(SOURCE MATERIAL)

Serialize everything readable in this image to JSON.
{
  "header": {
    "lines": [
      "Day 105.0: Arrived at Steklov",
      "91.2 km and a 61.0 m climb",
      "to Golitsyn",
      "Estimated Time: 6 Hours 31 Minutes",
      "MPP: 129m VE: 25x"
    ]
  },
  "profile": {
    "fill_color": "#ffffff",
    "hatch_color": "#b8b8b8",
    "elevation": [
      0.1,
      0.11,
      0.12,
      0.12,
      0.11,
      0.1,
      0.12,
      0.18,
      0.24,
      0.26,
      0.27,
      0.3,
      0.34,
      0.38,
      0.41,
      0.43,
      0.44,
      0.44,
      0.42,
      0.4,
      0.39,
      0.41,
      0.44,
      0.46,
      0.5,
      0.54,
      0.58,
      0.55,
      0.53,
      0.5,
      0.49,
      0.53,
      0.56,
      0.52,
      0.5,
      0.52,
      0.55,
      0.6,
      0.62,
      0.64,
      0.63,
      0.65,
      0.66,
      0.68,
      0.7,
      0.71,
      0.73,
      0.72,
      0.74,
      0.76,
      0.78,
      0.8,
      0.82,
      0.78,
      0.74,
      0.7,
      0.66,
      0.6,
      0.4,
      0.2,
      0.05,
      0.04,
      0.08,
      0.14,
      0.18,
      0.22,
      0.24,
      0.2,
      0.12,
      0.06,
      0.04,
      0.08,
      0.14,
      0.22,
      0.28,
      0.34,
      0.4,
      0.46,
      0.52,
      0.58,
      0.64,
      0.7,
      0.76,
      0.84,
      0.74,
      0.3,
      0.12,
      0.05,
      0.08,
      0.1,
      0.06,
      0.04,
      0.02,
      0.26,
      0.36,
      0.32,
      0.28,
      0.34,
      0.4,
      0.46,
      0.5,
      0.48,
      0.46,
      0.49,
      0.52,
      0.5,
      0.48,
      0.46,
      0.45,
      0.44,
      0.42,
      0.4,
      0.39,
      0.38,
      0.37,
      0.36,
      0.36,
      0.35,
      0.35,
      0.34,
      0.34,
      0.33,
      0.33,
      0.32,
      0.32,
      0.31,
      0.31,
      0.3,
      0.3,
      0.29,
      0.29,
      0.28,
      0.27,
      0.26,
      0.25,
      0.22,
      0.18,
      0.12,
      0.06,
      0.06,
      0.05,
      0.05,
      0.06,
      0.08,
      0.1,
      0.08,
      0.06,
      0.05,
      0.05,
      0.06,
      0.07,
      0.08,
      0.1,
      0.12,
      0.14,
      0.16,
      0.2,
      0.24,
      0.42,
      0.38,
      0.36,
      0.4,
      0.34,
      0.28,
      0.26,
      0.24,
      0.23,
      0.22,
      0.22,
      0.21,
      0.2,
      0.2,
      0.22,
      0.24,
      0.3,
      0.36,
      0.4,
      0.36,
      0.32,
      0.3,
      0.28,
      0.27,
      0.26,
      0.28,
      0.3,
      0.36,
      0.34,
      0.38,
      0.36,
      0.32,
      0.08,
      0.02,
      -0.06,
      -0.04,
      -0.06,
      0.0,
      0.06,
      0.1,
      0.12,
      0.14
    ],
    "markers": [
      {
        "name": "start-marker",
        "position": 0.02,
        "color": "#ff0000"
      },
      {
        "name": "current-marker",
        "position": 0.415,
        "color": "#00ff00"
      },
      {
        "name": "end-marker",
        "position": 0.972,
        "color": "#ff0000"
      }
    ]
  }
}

(TASK INSTRUCTIONS) Out of the material above, select every line that holds the string "name".

(RESULT)
        "name": "start-marker",
        "name": "current-marker",
        "name": "end-marker",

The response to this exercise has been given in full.